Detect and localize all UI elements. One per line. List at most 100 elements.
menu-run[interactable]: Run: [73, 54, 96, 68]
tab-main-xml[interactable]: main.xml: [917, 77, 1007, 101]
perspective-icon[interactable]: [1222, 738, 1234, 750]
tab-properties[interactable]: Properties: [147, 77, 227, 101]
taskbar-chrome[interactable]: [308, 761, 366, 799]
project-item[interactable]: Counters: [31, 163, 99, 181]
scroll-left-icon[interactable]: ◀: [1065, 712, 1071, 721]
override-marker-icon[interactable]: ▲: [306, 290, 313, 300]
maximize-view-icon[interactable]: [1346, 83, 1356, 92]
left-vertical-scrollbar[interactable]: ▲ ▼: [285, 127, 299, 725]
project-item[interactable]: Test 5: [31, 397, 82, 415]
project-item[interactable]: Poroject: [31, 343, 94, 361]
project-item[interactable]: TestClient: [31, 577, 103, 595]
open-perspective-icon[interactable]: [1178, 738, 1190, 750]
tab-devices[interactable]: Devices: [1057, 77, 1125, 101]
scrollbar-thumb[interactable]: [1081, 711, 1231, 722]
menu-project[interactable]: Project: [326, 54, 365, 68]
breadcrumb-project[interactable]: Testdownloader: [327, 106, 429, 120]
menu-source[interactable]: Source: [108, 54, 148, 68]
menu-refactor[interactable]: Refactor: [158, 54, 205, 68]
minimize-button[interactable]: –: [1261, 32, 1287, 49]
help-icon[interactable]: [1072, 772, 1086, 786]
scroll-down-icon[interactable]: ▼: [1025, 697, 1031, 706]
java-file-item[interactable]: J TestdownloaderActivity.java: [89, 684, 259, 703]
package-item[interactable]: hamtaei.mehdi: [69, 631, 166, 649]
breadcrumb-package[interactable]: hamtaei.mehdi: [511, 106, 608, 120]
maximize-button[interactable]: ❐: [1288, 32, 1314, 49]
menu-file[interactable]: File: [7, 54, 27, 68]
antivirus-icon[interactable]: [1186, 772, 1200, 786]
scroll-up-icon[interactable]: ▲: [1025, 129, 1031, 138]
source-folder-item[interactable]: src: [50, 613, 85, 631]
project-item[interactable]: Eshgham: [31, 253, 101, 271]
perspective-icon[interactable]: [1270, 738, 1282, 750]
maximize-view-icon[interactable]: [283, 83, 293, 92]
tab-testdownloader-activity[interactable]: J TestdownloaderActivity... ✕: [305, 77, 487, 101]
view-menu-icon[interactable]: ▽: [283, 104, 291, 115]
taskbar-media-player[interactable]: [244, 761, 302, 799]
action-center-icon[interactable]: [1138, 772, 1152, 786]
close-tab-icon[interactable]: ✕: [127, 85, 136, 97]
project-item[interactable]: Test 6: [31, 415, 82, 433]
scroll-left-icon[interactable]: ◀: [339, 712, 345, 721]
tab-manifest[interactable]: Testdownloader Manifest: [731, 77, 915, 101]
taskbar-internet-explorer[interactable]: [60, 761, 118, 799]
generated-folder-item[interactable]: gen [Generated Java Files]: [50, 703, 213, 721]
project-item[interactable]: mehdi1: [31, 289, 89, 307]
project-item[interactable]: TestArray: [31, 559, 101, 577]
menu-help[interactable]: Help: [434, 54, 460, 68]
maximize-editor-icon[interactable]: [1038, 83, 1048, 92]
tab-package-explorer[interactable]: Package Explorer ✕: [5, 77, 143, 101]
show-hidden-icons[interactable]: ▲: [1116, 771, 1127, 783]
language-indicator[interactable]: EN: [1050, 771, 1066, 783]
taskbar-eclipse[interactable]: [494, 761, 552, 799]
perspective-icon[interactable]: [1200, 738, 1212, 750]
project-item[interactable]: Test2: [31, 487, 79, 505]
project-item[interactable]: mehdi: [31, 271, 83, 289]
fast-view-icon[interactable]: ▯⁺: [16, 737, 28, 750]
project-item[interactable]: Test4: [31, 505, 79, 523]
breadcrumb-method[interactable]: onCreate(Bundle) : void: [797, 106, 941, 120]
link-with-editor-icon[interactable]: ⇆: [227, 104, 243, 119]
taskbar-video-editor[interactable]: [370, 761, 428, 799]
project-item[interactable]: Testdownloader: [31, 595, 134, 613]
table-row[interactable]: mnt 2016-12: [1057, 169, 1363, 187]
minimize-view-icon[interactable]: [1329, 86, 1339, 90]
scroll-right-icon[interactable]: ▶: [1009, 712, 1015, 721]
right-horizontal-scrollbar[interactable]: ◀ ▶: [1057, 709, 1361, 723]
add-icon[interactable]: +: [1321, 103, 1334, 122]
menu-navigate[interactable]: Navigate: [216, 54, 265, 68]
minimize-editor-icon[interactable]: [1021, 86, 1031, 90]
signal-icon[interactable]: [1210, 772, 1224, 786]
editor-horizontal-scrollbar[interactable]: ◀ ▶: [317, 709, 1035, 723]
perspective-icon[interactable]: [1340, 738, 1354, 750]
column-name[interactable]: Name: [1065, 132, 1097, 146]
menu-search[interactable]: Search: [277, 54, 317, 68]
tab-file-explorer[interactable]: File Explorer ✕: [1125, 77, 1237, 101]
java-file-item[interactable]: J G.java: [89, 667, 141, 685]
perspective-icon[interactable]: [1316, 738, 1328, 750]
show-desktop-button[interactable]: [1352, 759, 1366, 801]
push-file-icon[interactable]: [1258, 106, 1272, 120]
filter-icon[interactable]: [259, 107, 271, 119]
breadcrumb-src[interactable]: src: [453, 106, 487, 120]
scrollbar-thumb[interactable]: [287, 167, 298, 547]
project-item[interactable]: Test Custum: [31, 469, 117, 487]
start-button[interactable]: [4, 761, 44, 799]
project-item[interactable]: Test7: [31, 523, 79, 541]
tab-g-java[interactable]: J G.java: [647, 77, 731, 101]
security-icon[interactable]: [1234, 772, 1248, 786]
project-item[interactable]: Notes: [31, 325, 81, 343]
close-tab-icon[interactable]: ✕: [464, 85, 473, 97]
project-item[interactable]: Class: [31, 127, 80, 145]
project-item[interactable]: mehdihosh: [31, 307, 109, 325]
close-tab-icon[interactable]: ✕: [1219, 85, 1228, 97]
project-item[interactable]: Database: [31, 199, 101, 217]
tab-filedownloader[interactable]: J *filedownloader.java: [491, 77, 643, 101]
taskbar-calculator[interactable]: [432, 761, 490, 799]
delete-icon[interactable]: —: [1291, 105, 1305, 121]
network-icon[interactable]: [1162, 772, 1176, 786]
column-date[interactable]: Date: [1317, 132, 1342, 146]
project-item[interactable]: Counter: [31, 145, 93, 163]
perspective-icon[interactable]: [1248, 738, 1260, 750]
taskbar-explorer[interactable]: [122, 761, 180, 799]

┄┄┄┄┄┄┄┄┄┄

• _Brief_
All the entries above need to be repeated word for word.

• _Result of this exercise_
Detect and localize all UI elements. One per line. List at most 100 elements.
menu-run[interactable]: Run: [73, 54, 96, 68]
tab-main-xml[interactable]: main.xml: [917, 77, 1007, 101]
perspective-icon[interactable]: [1222, 738, 1234, 750]
tab-properties[interactable]: Properties: [147, 77, 227, 101]
taskbar-chrome[interactable]: [308, 761, 366, 799]
project-item[interactable]: Counters: [31, 163, 99, 181]
scroll-left-icon[interactable]: ◀: [1065, 712, 1071, 721]
override-marker-icon[interactable]: ▲: [306, 290, 313, 300]
maximize-view-icon[interactable]: [1346, 83, 1356, 92]
left-vertical-scrollbar[interactable]: ▲ ▼: [285, 127, 299, 725]
project-item[interactable]: Test 5: [31, 397, 82, 415]
project-item[interactable]: Poroject: [31, 343, 94, 361]
project-item[interactable]: TestClient: [31, 577, 103, 595]
open-perspective-icon[interactable]: [1178, 738, 1190, 750]
tab-devices[interactable]: Devices: [1057, 77, 1125, 101]
scrollbar-thumb[interactable]: [1081, 711, 1231, 722]
menu-project[interactable]: Project: [326, 54, 365, 68]
breadcrumb-project[interactable]: Testdownloader: [327, 106, 429, 120]
menu-source[interactable]: Source: [108, 54, 148, 68]
menu-refactor[interactable]: Refactor: [158, 54, 205, 68]
minimize-button[interactable]: –: [1261, 32, 1287, 49]
help-icon[interactable]: [1072, 772, 1086, 786]
scroll-down-icon[interactable]: ▼: [1025, 697, 1031, 706]
java-file-item[interactable]: J TestdownloaderActivity.java: [89, 684, 259, 703]
package-item[interactable]: hamtaei.mehdi: [69, 631, 166, 649]
breadcrumb-package[interactable]: hamtaei.mehdi: [511, 106, 608, 120]
maximize-button[interactable]: ❐: [1288, 32, 1314, 49]
menu-file[interactable]: File: [7, 54, 27, 68]
antivirus-icon[interactable]: [1186, 772, 1200, 786]
scroll-up-icon[interactable]: ▲: [1025, 129, 1031, 138]
source-folder-item[interactable]: src: [50, 613, 85, 631]
project-item[interactable]: Eshgham: [31, 253, 101, 271]
perspective-icon[interactable]: [1270, 738, 1282, 750]
maximize-view-icon[interactable]: [283, 83, 293, 92]
tab-testdownloader-activity[interactable]: J TestdownloaderActivity... ✕: [305, 77, 487, 101]
view-menu-icon[interactable]: ▽: [283, 104, 291, 115]
taskbar-media-player[interactable]: [244, 761, 302, 799]
action-center-icon[interactable]: [1138, 772, 1152, 786]
close-tab-icon[interactable]: ✕: [127, 85, 136, 97]
project-item[interactable]: Test 6: [31, 415, 82, 433]
scroll-left-icon[interactable]: ◀: [339, 712, 345, 721]
tab-manifest[interactable]: Testdownloader Manifest: [731, 77, 915, 101]
taskbar-internet-explorer[interactable]: [60, 761, 118, 799]
generated-folder-item[interactable]: gen [Generated Java Files]: [50, 703, 213, 721]
project-item[interactable]: mehdi1: [31, 289, 89, 307]
project-item[interactable]: TestArray: [31, 559, 101, 577]
menu-help[interactable]: Help: [434, 54, 460, 68]
maximize-editor-icon[interactable]: [1038, 83, 1048, 92]
tab-package-explorer[interactable]: Package Explorer ✕: [5, 77, 143, 101]
show-hidden-icons[interactable]: ▲: [1116, 771, 1127, 783]
language-indicator[interactable]: EN: [1050, 771, 1066, 783]
taskbar-eclipse[interactable]: [494, 761, 552, 799]
perspective-icon[interactable]: [1200, 738, 1212, 750]
project-item[interactable]: Test2: [31, 487, 79, 505]
project-item[interactable]: mehdi: [31, 271, 83, 289]
fast-view-icon[interactable]: ▯⁺: [16, 737, 28, 750]
project-item[interactable]: Test4: [31, 505, 79, 523]
breadcrumb-method[interactable]: onCreate(Bundle) : void: [797, 106, 941, 120]
link-with-editor-icon[interactable]: ⇆: [227, 104, 243, 119]
taskbar-video-editor[interactable]: [370, 761, 428, 799]
project-item[interactable]: Testdownloader: [31, 595, 134, 613]
table-row[interactable]: mnt 2016-12: [1057, 169, 1363, 187]
minimize-view-icon[interactable]: [1329, 86, 1339, 90]
scroll-right-icon[interactable]: ▶: [1009, 712, 1015, 721]
right-horizontal-scrollbar[interactable]: ◀ ▶: [1057, 709, 1361, 723]
add-icon[interactable]: +: [1321, 103, 1334, 122]
menu-navigate[interactable]: Navigate: [216, 54, 265, 68]
minimize-editor-icon[interactable]: [1021, 86, 1031, 90]
signal-icon[interactable]: [1210, 772, 1224, 786]
editor-horizontal-scrollbar[interactable]: ◀ ▶: [317, 709, 1035, 723]
perspective-icon[interactable]: [1340, 738, 1354, 750]
column-name[interactable]: Name: [1065, 132, 1097, 146]
menu-search[interactable]: Search: [277, 54, 317, 68]
tab-file-explorer[interactable]: File Explorer ✕: [1125, 77, 1237, 101]
java-file-item[interactable]: J G.java: [89, 667, 141, 685]
perspective-icon[interactable]: [1316, 738, 1328, 750]
show-desktop-button[interactable]: [1352, 759, 1366, 801]
push-file-icon[interactable]: [1258, 106, 1272, 120]
filter-icon[interactable]: [259, 107, 271, 119]
breadcrumb-src[interactable]: src: [453, 106, 487, 120]
scrollbar-thumb[interactable]: [287, 167, 298, 547]
project-item[interactable]: Test Custum: [31, 469, 117, 487]
start-button[interactable]: [4, 761, 44, 799]
project-item[interactable]: Test7: [31, 523, 79, 541]
tab-g-java[interactable]: J G.java: [647, 77, 731, 101]
security-icon[interactable]: [1234, 772, 1248, 786]
project-item[interactable]: Notes: [31, 325, 81, 343]
close-tab-icon[interactable]: ✕: [464, 85, 473, 97]
project-item[interactable]: Class: [31, 127, 80, 145]
project-item[interactable]: mehdihosh: [31, 307, 109, 325]
close-tab-icon[interactable]: ✕: [1219, 85, 1228, 97]
project-item[interactable]: Database: [31, 199, 101, 217]
tab-filedownloader[interactable]: J *filedownloader.java: [491, 77, 643, 101]
taskbar-calculator[interactable]: [432, 761, 490, 799]
delete-icon[interactable]: —: [1291, 105, 1305, 121]
network-icon[interactable]: [1162, 772, 1176, 786]
column-date[interactable]: Date: [1317, 132, 1342, 146]
project-item[interactable]: Counter: [31, 145, 93, 163]
perspective-icon[interactable]: [1248, 738, 1260, 750]
taskbar-explorer[interactable]: [122, 761, 180, 799]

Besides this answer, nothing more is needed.